Written task ->
Extract all lines containing "安全文明校园".

Stored records ->
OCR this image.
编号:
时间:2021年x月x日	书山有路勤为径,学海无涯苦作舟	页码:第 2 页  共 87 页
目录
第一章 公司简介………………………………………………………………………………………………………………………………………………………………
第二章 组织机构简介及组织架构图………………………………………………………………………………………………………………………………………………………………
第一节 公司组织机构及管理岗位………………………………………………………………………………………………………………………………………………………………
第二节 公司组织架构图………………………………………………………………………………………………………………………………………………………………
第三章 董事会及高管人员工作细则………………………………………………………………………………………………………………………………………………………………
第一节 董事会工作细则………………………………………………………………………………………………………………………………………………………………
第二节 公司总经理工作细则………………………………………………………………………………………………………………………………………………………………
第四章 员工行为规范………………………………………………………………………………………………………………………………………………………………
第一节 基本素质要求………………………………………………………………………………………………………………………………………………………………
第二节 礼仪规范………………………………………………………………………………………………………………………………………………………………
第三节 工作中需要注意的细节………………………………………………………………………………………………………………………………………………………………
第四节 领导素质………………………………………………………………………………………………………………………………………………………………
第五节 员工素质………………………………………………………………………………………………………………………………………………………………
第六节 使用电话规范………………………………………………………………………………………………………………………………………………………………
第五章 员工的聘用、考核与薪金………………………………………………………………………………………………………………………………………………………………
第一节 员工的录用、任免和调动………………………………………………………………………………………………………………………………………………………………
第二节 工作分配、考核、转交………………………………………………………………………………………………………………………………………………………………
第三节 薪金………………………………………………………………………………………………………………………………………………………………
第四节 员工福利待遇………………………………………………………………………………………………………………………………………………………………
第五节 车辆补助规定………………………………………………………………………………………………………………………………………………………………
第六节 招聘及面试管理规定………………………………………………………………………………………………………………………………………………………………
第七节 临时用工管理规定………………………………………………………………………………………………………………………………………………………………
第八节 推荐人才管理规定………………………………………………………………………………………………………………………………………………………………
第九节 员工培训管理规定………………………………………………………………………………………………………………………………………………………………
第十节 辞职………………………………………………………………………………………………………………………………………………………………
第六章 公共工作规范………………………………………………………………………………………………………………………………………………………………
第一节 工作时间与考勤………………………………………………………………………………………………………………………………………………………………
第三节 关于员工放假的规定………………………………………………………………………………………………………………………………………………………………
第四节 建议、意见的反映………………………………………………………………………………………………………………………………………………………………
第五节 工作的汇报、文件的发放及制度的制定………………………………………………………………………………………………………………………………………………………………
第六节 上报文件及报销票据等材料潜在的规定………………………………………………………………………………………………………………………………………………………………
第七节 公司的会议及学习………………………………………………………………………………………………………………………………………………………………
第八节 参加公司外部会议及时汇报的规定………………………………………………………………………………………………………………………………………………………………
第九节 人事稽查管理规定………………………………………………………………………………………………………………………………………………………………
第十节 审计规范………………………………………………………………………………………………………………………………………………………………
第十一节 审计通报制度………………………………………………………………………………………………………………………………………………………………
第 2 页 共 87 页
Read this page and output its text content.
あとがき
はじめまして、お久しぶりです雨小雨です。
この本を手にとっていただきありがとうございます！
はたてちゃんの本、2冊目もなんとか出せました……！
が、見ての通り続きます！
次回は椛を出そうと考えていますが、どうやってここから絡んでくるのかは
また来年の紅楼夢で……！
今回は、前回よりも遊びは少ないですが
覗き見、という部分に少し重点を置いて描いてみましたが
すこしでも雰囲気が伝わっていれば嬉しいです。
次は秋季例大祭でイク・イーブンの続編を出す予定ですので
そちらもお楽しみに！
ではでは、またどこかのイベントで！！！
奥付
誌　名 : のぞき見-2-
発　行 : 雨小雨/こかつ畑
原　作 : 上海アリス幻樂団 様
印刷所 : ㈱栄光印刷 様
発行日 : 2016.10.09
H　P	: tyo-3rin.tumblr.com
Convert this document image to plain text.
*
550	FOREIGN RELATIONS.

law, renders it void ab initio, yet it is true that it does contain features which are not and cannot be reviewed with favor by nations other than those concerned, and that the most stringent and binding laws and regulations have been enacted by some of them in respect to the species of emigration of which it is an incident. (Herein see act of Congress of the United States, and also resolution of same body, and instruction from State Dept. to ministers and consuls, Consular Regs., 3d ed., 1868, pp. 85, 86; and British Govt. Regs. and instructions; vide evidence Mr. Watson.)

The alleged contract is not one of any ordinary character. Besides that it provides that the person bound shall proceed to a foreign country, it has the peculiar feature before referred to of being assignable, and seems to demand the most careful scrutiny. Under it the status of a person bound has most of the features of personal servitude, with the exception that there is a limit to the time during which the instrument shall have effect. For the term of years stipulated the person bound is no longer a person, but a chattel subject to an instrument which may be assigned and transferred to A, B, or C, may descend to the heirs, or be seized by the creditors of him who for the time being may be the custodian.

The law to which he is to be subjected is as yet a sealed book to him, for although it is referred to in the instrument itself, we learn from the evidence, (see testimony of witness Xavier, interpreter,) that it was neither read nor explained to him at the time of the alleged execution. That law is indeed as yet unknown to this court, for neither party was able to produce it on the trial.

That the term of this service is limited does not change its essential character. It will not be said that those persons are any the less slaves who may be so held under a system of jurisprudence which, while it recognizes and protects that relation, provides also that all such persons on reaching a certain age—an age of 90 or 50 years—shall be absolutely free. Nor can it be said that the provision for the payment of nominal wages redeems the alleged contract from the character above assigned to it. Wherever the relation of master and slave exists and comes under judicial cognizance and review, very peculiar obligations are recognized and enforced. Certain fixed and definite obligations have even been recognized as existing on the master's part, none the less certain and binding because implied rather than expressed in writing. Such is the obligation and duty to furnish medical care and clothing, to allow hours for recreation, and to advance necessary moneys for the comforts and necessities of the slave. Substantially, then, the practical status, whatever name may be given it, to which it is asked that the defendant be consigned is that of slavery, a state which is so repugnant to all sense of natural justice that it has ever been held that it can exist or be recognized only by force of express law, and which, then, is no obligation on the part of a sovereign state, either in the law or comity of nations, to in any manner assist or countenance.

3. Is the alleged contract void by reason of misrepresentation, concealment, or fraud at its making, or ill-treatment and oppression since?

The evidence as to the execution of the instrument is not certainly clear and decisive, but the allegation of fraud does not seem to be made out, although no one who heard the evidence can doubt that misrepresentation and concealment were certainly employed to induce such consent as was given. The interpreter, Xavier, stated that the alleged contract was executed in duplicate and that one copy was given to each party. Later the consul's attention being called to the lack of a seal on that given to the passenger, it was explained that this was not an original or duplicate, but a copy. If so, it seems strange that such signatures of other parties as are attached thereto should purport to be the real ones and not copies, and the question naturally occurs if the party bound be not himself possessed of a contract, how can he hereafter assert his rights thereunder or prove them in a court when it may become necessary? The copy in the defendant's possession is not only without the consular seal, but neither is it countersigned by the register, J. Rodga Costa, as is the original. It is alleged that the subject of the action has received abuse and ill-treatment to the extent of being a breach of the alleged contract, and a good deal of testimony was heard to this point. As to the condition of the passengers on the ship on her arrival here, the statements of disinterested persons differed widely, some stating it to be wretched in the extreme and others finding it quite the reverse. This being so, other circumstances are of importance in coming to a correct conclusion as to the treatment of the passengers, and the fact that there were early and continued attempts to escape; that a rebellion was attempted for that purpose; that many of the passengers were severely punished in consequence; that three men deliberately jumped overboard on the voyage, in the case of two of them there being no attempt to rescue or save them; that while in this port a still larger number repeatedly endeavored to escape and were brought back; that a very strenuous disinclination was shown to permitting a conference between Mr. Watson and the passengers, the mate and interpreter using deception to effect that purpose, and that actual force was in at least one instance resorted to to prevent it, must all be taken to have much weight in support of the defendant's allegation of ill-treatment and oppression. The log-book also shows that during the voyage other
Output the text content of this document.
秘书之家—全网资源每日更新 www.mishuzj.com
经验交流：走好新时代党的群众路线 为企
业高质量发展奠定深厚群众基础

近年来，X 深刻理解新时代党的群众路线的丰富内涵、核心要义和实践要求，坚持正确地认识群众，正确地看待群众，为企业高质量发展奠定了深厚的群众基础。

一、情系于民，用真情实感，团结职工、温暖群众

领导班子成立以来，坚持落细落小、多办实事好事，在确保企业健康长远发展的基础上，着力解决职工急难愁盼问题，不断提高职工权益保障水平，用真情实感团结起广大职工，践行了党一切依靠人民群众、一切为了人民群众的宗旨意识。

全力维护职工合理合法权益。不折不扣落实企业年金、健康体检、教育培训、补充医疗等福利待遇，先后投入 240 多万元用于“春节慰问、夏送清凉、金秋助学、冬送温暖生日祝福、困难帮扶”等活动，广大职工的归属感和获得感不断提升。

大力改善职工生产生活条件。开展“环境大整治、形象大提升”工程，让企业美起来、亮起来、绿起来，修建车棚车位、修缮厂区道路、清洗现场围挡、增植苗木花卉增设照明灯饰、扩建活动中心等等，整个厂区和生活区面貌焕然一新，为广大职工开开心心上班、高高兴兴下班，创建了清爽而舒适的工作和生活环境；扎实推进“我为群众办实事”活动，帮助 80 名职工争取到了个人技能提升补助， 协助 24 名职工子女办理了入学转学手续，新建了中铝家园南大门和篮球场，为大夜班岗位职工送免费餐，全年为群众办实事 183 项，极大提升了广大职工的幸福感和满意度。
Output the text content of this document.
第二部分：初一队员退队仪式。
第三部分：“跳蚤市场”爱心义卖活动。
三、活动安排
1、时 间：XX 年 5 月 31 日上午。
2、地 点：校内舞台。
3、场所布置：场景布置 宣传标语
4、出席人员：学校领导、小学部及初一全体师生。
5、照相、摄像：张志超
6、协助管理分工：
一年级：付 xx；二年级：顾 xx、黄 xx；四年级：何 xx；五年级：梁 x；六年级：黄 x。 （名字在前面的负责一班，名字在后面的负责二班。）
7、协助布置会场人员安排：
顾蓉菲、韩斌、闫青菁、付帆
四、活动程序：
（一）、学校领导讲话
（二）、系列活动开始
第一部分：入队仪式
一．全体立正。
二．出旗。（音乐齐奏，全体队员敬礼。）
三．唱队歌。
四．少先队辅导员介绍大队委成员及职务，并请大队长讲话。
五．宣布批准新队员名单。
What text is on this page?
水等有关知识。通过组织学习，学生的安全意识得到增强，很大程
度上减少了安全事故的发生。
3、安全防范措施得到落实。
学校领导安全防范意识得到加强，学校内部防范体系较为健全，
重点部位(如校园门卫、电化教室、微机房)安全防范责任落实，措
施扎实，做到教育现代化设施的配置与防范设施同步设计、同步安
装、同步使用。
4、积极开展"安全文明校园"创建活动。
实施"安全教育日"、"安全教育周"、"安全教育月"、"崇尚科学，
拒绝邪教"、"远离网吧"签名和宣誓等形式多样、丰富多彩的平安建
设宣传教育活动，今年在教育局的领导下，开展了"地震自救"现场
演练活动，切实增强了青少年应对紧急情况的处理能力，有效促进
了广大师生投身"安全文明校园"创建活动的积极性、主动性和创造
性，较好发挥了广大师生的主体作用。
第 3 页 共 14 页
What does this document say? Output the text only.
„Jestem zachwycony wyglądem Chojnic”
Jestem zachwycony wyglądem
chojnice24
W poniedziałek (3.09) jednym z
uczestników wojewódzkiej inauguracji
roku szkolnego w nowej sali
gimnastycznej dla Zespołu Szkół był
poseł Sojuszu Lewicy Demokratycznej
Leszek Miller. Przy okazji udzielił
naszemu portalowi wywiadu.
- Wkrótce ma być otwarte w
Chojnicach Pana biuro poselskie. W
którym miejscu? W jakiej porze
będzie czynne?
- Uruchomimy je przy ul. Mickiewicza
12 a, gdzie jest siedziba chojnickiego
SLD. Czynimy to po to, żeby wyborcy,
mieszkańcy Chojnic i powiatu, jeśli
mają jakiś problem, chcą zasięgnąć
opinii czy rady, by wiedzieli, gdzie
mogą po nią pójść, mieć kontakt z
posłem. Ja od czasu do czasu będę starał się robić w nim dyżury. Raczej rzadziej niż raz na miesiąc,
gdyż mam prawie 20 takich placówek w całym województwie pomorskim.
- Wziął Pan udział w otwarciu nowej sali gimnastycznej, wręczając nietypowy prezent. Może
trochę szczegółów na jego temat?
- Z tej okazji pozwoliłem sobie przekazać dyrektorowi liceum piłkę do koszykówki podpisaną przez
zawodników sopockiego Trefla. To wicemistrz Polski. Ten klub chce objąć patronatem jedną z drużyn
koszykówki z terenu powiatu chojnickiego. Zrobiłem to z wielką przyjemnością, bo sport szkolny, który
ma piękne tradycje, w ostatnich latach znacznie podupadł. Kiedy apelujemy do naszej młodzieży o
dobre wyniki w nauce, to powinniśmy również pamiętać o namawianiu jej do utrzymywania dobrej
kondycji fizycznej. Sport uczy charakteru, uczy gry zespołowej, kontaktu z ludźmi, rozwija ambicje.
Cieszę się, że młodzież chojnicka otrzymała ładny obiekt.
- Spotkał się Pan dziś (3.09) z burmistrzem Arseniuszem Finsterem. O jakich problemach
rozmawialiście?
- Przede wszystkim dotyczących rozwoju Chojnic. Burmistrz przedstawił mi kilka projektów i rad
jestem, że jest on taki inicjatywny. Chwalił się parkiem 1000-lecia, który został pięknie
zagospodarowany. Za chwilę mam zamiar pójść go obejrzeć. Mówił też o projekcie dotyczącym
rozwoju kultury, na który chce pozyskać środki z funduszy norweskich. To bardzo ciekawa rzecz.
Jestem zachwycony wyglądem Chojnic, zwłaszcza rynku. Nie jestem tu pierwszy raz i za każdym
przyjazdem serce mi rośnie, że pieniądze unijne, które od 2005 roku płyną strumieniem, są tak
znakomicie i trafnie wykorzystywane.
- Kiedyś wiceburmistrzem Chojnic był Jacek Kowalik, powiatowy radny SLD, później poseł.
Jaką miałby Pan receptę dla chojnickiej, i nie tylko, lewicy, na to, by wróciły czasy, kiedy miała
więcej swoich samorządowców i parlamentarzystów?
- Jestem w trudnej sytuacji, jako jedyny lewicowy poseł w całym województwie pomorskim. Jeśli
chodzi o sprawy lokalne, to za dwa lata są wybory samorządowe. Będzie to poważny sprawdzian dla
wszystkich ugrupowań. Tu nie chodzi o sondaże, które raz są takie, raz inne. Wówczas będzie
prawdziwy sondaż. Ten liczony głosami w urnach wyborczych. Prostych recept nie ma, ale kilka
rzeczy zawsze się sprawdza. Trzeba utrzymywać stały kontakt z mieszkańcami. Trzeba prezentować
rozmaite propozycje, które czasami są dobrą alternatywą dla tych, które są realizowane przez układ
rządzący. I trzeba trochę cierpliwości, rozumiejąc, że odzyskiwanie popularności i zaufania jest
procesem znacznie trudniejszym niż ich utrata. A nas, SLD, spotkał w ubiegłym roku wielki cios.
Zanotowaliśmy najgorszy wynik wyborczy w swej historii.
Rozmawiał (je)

Reply ->
4、积极开展"安全文明校园"创建活动。
了广大师生投身"安全文明校园"创建活动的积极性、主动性和创造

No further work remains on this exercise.